## GOAL
Your task is to copy each line that has the word "Abraham".

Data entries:
§ §

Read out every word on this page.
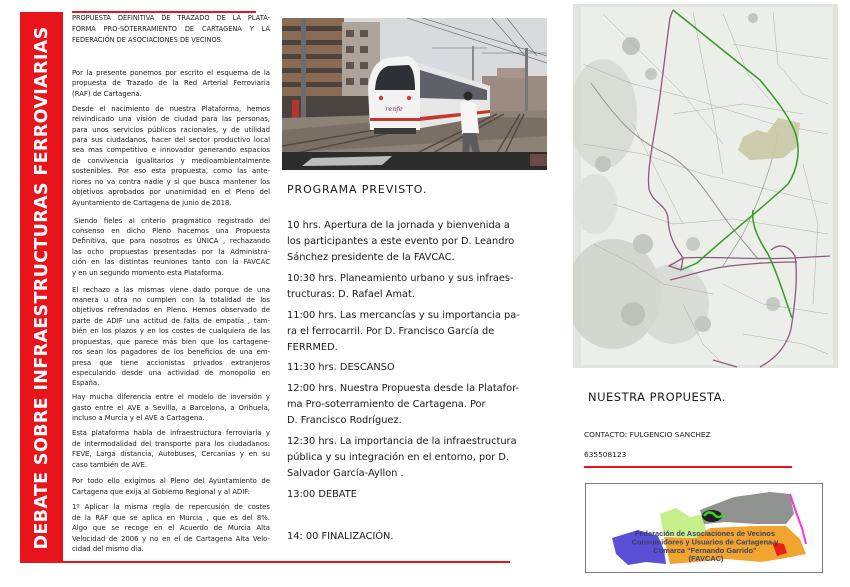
DEBATE SOBRE INFRAESTRUCTURAS FERROVIARIAS
PROPUESTA DEFINITIVA DE TRAZADO DE LA PLATA-
FORMA PRO-SOTERRAMIENTO DE CARTAGENA Y LA
FEDERACIÓN DE ASOCIACIONES DE VECINOS.
Por la presente ponemos por escrito el esquema de la
propuesta de Trazado de la Red Arterial Ferroviaria
(RAF) de Cartagena.
Desde el nacimiento de nuestra Plataforma, hemos
reivindicado una visión de ciudad para las personas,
para unos servicios públicos racionales, y de utilidad
para sus ciudadanos, hacer del sector productivo local
sea mas competitivo e innovador generando espacios
de convivencia igualitarios y medioambientalmente
sostenibles. Por eso esta propuesta, como las ante-
riores no va contra nadie y si que busca mantener los
objetivos aprobados por unanimidad en el Pleno del
Ayuntamiento de Cartagena de junio de 2018.
Siendo fieles al criterio pragmático registrado del
consenso en dicho Pleno hacemos una Propuesta
Definitiva, que para nosotros es ÚNICA , rechazando
las ocho propuestas presentadas por la Administra-
ción en las distintas reuniones tanto con la FAVCAC
y en un segundo momento esta Plataforma.
El rechazo a las mismas viene dado porque de una
manera u otra no cumplen con la totalidad de los
objetivos refrendados en Pleno. Hemos observado de
parte de ADIF una actitud de falta de empatía , tam-
bién en los plazos y en los costes de cualquiera de las
propuestas, que parece más bien que los cartagene-
ros sean los pagadores de los beneficios de una em-
presa que tiene accionistas privados extranjeros
especulando desde una actividad de monopolio en
España.
Hay mucha diferencia entre el modelo de inversión y
gasto entre el AVE a Sevilla, a Barcelona, a Orihuela,
incluso a Murcia y el AVE a Cartagena.
Esta plataforma habla de infraestructura ferroviaria y
de intermodalidad del transporte para los ciudadanos:
FEVE, Larga distancia, Autobuses, Cercanías y en su
caso también de AVE.
Por todo ello exigimos al Pleno del Ayuntamiento de
Cartagena que exija al Gobierno Regional y al ADIF:
1º Aplicar la misma regla de repercusión de costes
de la RAF que se aplica en Murcia , que es del 8%.
Algo que se recoge en el Acuerdo de Murcia Alta
Velocidad de 2006 y no en el de Cartagena Alta Velo-
cidad del mismo día.
renfe
PROGRAMA PREVISTO.
10 hrs. Apertura de la jornada y bienvenida a
los participantes a este evento por D. Leandro
Sánchez presidente de la FAVCAC.
10:30 hrs. Planeamiento urbano y sus infraes-
tructuras: D. Rafael Amat.
11:00 hrs. Las mercancías y su importancia pa-
ra el ferrocarril. Por D. Francisco García de
FERRMED.
11:30 hrs. DESCANSO
12:00 hrs. Nuestra Propuesta desde la Platafor-
ma Pro-soterramiento de Cartagena. Por
D. Francisco Rodríguez.
12:30 hrs. La importancia de la infraestructura
pública y su integración en el entorno, por D.
Salvador García-Ayllon .
13:00 DEBATE
14: 00 FINALIZACIÓN.
NUESTRA PROPUESTA.
CONTACTO: FULGENCIO SANCHEZ
635508123
Federación de Asociaciones de Vecinos Consumidores y Usuarios de Cartagena y Comarca "Fernando Garrido" (FAVCAC)
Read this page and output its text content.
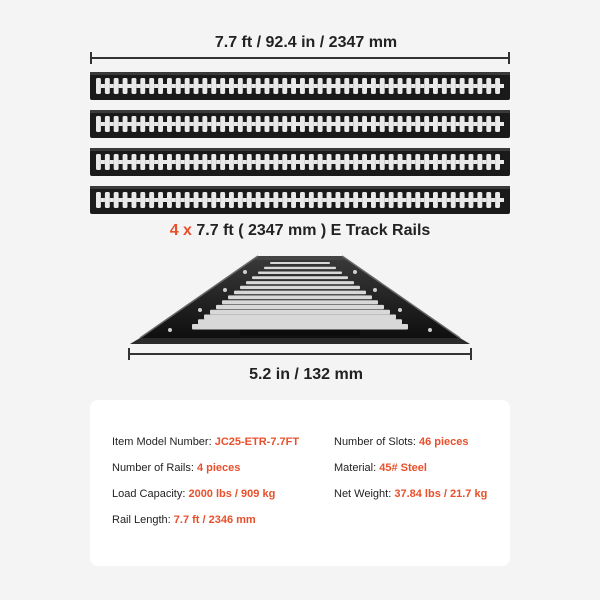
7.7 ft / 92.4 in / 2347 mm
4 x 7.7 ft ( 2347 mm ) E Track Rails
5.2 in / 132 mm
Item Model Number: JC25-ETR-7.7FT
Number of Rails: 4 pieces
Load Capacity: 2000 lbs / 909 kg
Rail Length: 7.7 ft / 2346 mm
Number of Slots: 46 pieces
Material: 45# Steel
Net Weight: 37.84 lbs / 21.7 kg
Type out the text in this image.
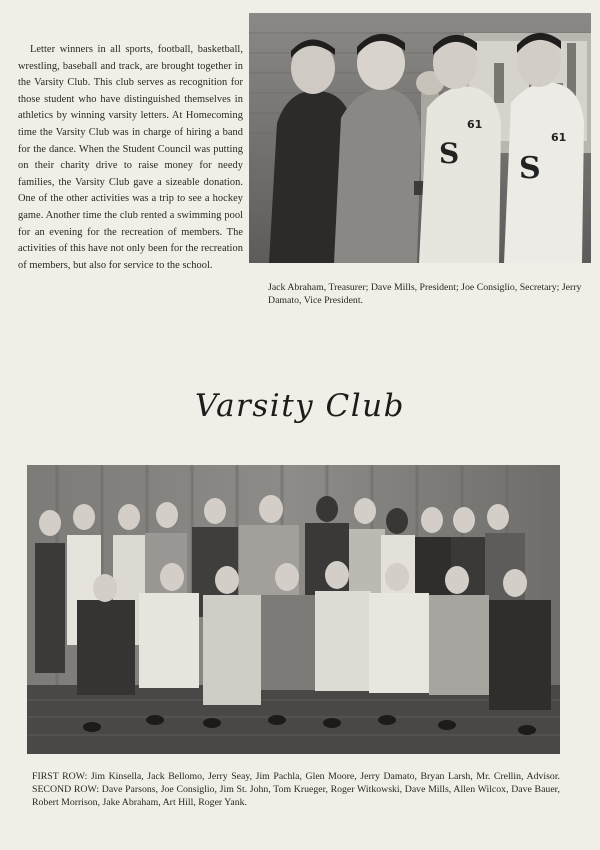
Letter winners in all sports, football, basketball, wrestling, baseball and track, are brought together in the Varsity Club. This club serves as recognition for those student who have distinguished themselves in athletics by winning varsity letters. At Homecoming time the Varsity Club was in charge of hiring a band for the dance. When the Student Council was putting on their charity drive to raise money for needy families, the Varsity Club gave a sizeable donation. One of the other activities was a trip to see a hockey game. Another time the club rented a swimming pool for an evening for the recreation of members. The activities of this have not only been for the recreation of members, but also for service to the school.
S
61
S
61
Jack Abraham, Treasurer; Dave Mills, President; Joe Consiglio, Secretary; Jerry Damato, Vice President.
Varsity Club
FIRST ROW: Jim Kinsella, Jack Bellomo, Jerry Seay, Jim Pachla, Glen Moore, Jerry Damato, Bryan Larsh, Mr. Crellin, Advisor. SECOND ROW: Dave Parsons, Joe Consiglio, Jim St. John, Tom Krueger, Roger Witkowski, Dave Mills, Allen Wilcox, Dave Bauer, Robert Morrison, Jake Abraham, Art Hill, Roger Yank.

§ §

## TASK RESULT
Jack Abraham, Treasurer; Dave Mills, President; Joe Consiglio, Secretary; Jerry Damato, Vice President.
FIRST ROW: Jim Kinsella, Jack Bellomo, Jerry Seay, Jim Pachla, Glen Moore, Jerry Damato, Bryan Larsh, Mr. Crellin, Advisor. SECOND ROW: Dave Parsons, Joe Consiglio, Jim St. John, Tom Krueger, Roger Witkowski, Dave Mills, Allen Wilcox, Dave Bauer, Robert Morrison, Jake Abraham, Art Hill, Roger Yank.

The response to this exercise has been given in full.